**Data provided:**
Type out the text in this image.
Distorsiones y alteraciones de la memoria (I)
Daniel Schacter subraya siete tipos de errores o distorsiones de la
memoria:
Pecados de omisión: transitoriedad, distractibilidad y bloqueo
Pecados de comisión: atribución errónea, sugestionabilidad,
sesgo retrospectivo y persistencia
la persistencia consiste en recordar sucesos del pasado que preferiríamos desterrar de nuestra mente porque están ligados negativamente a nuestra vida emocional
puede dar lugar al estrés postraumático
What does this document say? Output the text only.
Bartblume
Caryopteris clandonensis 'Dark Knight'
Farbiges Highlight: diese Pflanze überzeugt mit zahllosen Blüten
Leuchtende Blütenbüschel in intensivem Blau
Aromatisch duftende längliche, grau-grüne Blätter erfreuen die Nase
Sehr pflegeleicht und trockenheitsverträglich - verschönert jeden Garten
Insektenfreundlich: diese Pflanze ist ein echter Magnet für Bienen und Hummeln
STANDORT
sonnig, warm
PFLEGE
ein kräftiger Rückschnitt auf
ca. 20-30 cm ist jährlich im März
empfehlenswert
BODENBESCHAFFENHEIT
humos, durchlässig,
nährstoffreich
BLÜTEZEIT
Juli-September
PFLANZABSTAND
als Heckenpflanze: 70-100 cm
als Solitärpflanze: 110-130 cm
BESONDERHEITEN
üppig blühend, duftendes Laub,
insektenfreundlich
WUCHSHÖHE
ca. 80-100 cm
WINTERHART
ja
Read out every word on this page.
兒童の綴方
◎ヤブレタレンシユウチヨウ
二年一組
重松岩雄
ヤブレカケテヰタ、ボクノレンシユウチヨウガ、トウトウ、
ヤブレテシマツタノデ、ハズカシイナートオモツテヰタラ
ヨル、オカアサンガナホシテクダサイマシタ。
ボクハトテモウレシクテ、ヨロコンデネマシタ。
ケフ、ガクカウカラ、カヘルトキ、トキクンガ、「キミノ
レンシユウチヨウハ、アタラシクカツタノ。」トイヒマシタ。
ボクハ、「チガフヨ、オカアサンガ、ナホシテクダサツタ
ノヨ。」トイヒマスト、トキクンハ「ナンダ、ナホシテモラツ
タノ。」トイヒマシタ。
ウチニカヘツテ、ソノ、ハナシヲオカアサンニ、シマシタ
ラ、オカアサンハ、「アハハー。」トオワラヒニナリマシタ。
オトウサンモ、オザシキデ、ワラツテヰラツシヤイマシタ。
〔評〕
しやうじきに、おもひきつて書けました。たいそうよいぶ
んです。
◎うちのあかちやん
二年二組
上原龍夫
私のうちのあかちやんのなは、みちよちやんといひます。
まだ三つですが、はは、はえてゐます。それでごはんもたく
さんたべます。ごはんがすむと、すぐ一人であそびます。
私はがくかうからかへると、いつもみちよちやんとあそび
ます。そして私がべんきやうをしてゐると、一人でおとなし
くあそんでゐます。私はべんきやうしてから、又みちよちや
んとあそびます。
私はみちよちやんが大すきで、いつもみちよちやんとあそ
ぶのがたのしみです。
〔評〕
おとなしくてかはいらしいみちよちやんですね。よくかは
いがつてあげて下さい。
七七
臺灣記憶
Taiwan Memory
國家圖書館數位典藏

**Aim of the exercise:** In the records, locate each line holding the string "text" and copy it.

**Answer:**
Type out the text in this image.
What does this document say? Output the text only.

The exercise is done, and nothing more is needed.